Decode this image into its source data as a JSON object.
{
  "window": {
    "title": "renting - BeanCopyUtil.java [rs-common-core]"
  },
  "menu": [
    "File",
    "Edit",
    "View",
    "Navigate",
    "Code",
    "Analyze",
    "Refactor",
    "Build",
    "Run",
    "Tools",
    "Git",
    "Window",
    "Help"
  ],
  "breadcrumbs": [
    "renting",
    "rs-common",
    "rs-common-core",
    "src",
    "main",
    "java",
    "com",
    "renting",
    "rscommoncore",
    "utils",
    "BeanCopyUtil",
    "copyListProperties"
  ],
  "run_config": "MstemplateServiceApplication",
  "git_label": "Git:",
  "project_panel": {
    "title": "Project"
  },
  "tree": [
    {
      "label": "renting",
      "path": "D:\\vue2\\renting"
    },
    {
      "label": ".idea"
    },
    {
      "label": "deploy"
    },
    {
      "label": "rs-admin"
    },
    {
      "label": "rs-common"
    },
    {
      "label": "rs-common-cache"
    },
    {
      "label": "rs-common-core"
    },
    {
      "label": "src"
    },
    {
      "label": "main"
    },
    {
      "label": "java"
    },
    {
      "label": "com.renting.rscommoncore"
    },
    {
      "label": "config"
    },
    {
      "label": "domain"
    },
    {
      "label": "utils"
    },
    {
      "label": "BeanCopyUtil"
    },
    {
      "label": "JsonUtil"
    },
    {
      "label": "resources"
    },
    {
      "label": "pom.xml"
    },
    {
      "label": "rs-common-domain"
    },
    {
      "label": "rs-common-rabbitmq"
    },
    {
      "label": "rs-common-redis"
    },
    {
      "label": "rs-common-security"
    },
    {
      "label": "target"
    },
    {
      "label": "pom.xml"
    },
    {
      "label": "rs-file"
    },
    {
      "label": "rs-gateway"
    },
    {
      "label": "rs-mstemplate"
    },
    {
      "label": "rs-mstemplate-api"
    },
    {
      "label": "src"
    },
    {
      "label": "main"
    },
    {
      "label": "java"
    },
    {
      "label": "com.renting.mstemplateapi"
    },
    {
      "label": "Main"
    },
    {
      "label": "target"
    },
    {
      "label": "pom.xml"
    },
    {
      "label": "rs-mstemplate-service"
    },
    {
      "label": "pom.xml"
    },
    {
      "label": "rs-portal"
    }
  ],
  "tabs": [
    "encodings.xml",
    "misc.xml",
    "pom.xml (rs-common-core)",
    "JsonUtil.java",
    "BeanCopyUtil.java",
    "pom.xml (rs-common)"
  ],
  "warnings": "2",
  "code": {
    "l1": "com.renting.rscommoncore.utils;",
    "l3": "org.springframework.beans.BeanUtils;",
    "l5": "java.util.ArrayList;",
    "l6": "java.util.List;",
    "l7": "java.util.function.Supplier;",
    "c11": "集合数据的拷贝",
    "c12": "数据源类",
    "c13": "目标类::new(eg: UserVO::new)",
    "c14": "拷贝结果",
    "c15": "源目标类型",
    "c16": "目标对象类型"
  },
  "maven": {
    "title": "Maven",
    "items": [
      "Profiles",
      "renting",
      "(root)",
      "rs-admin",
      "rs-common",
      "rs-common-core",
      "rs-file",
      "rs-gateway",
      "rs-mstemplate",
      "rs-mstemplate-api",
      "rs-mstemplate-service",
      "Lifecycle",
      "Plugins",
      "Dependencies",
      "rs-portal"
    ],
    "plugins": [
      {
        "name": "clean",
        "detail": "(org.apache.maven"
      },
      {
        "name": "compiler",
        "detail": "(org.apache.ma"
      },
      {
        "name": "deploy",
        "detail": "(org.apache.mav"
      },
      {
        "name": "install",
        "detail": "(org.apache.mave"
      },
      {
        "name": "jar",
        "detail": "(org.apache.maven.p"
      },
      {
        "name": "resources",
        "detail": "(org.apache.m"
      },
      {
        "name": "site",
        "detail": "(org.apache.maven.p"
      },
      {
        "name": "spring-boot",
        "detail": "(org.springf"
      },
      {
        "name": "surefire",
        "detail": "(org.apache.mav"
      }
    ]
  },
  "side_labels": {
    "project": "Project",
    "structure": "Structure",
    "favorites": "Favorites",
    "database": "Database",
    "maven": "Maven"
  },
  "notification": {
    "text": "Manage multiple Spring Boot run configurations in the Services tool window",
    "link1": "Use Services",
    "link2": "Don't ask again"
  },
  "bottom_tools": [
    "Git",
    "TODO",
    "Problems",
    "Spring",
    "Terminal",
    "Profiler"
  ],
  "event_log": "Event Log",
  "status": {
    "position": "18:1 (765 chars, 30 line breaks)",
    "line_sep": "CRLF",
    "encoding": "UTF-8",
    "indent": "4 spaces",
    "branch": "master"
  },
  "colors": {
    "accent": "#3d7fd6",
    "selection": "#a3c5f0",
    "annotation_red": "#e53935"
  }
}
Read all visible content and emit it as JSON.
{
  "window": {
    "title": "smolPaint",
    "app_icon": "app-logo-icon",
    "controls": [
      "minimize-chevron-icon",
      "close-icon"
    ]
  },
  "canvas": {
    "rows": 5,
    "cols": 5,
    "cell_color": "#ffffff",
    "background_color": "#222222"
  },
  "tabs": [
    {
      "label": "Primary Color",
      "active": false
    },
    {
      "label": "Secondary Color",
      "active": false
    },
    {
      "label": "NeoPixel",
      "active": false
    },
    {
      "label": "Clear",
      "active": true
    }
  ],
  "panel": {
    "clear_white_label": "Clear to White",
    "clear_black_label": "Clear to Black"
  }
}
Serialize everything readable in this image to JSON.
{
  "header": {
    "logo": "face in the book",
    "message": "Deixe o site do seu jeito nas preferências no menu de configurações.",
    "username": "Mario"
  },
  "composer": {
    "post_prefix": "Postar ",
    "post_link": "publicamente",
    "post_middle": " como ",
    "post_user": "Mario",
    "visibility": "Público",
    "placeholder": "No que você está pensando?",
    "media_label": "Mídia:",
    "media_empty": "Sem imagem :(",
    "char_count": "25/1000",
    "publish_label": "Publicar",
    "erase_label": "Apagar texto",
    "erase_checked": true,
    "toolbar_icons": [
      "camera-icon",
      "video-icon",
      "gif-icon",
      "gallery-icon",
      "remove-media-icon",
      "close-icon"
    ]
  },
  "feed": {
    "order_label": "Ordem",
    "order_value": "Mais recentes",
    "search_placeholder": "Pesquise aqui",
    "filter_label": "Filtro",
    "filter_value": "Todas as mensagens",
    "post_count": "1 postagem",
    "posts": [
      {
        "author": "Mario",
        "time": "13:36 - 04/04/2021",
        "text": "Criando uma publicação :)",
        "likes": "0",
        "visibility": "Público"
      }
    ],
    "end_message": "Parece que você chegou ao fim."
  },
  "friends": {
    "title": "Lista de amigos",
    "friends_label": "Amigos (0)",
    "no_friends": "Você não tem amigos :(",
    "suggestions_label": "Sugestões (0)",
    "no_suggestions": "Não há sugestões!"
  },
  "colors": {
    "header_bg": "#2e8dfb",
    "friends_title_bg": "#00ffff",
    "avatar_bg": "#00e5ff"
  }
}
== == ==
__Task statement__
Extract the full listing above without altering anything.

__Task solution__
Decode this image into its source data as a JSON object.
{
  "window": {
    "title": "renting - BeanCopyUtil.java [rs-common-core]"
  },
  "menu": [
    "File",
    "Edit",
    "View",
    "Navigate",
    "Code",
    "Analyze",
    "Refactor",
    "Build",
    "Run",
    "Tools",
    "Git",
    "Window",
    "Help"
  ],
  "breadcrumbs": [
    "renting",
    "rs-common",
    "rs-common-core",
    "src",
    "main",
    "java",
    "com",
    "renting",
    "rscommoncore",
    "utils",
    "BeanCopyUtil",
    "copyListProperties"
  ],
  "run_config": "MstemplateServiceApplication",
  "git_label": "Git:",
  "project_panel": {
    "title": "Project"
  },
  "tree": [
    {
      "label": "renting",
      "path": "D:\\vue2\\renting"
    },
    {
      "label": ".idea"
    },
    {
      "label": "deploy"
    },
    {
      "label": "rs-admin"
    },
    {
      "label": "rs-common"
    },
    {
      "label": "rs-common-cache"
    },
    {
      "label": "rs-common-core"
    },
    {
      "label": "src"
    },
    {
      "label": "main"
    },
    {
      "label": "java"
    },
    {
      "label": "com.renting.rscommoncore"
    },
    {
      "label": "config"
    },
    {
      "label": "domain"
    },
    {
      "label": "utils"
    },
    {
      "label": "BeanCopyUtil"
    },
    {
      "label": "JsonUtil"
    },
    {
      "label": "resources"
    },
    {
      "label": "pom.xml"
    },
    {
      "label": "rs-common-domain"
    },
    {
      "label": "rs-common-rabbitmq"
    },
    {
      "label": "rs-common-redis"
    },
    {
      "label": "rs-common-security"
    },
    {
      "label": "target"
    },
    {
      "label": "pom.xml"
    },
    {
      "label": "rs-file"
    },
    {
      "label": "rs-gateway"
    },
    {
      "label": "rs-mstemplate"
    },
    {
      "label": "rs-mstemplate-api"
    },
    {
      "label": "src"
    },
    {
      "label": "main"
    },
    {
      "label": "java"
    },
    {
      "label": "com.renting.mstemplateapi"
    },
    {
      "label": "Main"
    },
    {
      "label": "target"
    },
    {
      "label": "pom.xml"
    },
    {
      "label": "rs-mstemplate-service"
    },
    {
      "label": "pom.xml"
    },
    {
      "label": "rs-portal"
    }
  ],
  "tabs": [
    "encodings.xml",
    "misc.xml",
    "pom.xml (rs-common-core)",
    "JsonUtil.java",
    "BeanCopyUtil.java",
    "pom.xml (rs-common)"
  ],
  "warnings": "2",
  "code": {
    "l1": "com.renting.rscommoncore.utils;",
    "l3": "org.springframework.beans.BeanUtils;",
    "l5": "java.util.ArrayList;",
    "l6": "java.util.List;",
    "l7": "java.util.function.Supplier;",
    "c11": "集合数据的拷贝",
    "c12": "数据源类",
    "c13": "目标类::new(eg: UserVO::new)",
    "c14": "拷贝结果",
    "c15": "源目标类型",
    "c16": "目标对象类型"
  },
  "maven": {
    "title": "Maven",
    "items": [
      "Profiles",
      "renting",
      "(root)",
      "rs-admin",
      "rs-common",
      "rs-common-core",
      "rs-file",
      "rs-gateway",
      "rs-mstemplate",
      "rs-mstemplate-api",
      "rs-mstemplate-service",
      "Lifecycle",
      "Plugins",
      "Dependencies",
      "rs-portal"
    ],
    "plugins": [
      {
        "name": "clean",
        "detail": "(org.apache.maven"
      },
      {
        "name": "compiler",
        "detail": "(org.apache.ma"
      },
      {
        "name": "deploy",
        "detail": "(org.apache.mav"
      },
      {
        "name": "install",
        "detail": "(org.apache.mave"
      },
      {
        "name": "jar",
        "detail": "(org.apache.maven.p"
      },
      {
        "name": "resources",
        "detail": "(org.apache.m"
      },
      {
        "name": "site",
        "detail": "(org.apache.maven.p"
      },
      {
        "name": "spring-boot",
        "detail": "(org.springf"
      },
      {
        "name": "surefire",
        "detail": "(org.apache.mav"
      }
    ]
  },
  "side_labels": {
    "project": "Project",
    "structure": "Structure",
    "favorites": "Favorites",
    "database": "Database",
    "maven": "Maven"
  },
  "notification": {
    "text": "Manage multiple Spring Boot run configurations in the Services tool window",
    "link1": "Use Services",
    "link2": "Don't ask again"
  },
  "bottom_tools": [
    "Git",
    "TODO",
    "Problems",
    "Spring",
    "Terminal",
    "Profiler"
  ],
  "event_log": "Event Log",
  "status": {
    "position": "18:1 (765 chars, 30 line breaks)",
    "line_sep": "CRLF",
    "encoding": "UTF-8",
    "indent": "4 spaces",
    "branch": "master"
  },
  "colors": {
    "accent": "#3d7fd6",
    "selection": "#a3c5f0",
    "annotation_red": "#e53935"
  }
}
Read all visible content and emit it as JSON.
{
  "window": {
    "title": "smolPaint",
    "app_icon": "app-logo-icon",
    "controls": [
      "minimize-chevron-icon",
      "close-icon"
    ]
  },
  "canvas": {
    "rows": 5,
    "cols": 5,
    "cell_color": "#ffffff",
    "background_color": "#222222"
  },
  "tabs": [
    {
      "label": "Primary Color",
      "active": false
    },
    {
      "label": "Secondary Color",
      "active": false
    },
    {
      "label": "NeoPixel",
      "active": false
    },
    {
      "label": "Clear",
      "active": true
    }
  ],
  "panel": {
    "clear_white_label": "Clear to White",
    "clear_black_label": "Clear to Black"
  }
}
Serialize everything readable in this image to JSON.
{
  "header": {
    "logo": "face in the book",
    "message": "Deixe o site do seu jeito nas preferências no menu de configurações.",
    "username": "Mario"
  },
  "composer": {
    "post_prefix": "Postar ",
    "post_link": "publicamente",
    "post_middle": " como ",
    "post_user": "Mario",
    "visibility": "Público",
    "placeholder": "No que você está pensando?",
    "media_label": "Mídia:",
    "media_empty": "Sem imagem :(",
    "char_count": "25/1000",
    "publish_label": "Publicar",
    "erase_label": "Apagar texto",
    "erase_checked": true,
    "toolbar_icons": [
      "camera-icon",
      "video-icon",
      "gif-icon",
      "gallery-icon",
      "remove-media-icon",
      "close-icon"
    ]
  },
  "feed": {
    "order_label": "Ordem",
    "order_value": "Mais recentes",
    "search_placeholder": "Pesquise aqui",
    "filter_label": "Filtro",
    "filter_value": "Todas as mensagens",
    "post_count": "1 postagem",
    "posts": [
      {
        "author": "Mario",
        "time": "13:36 - 04/04/2021",
        "text": "Criando uma publicação :)",
        "likes": "0",
        "visibility": "Público"
      }
    ],
    "end_message": "Parece que você chegou ao fim."
  },
  "friends": {
    "title": "Lista de amigos",
    "friends_label": "Amigos (0)",
    "no_friends": "Você não tem amigos :(",
    "suggestions_label": "Sugestões (0)",
    "no_suggestions": "Não há sugestões!"
  },
  "colors": {
    "header_bg": "#2e8dfb",
    "friends_title_bg": "#00ffff",
    "avatar_bg": "#00e5ff"
  }
}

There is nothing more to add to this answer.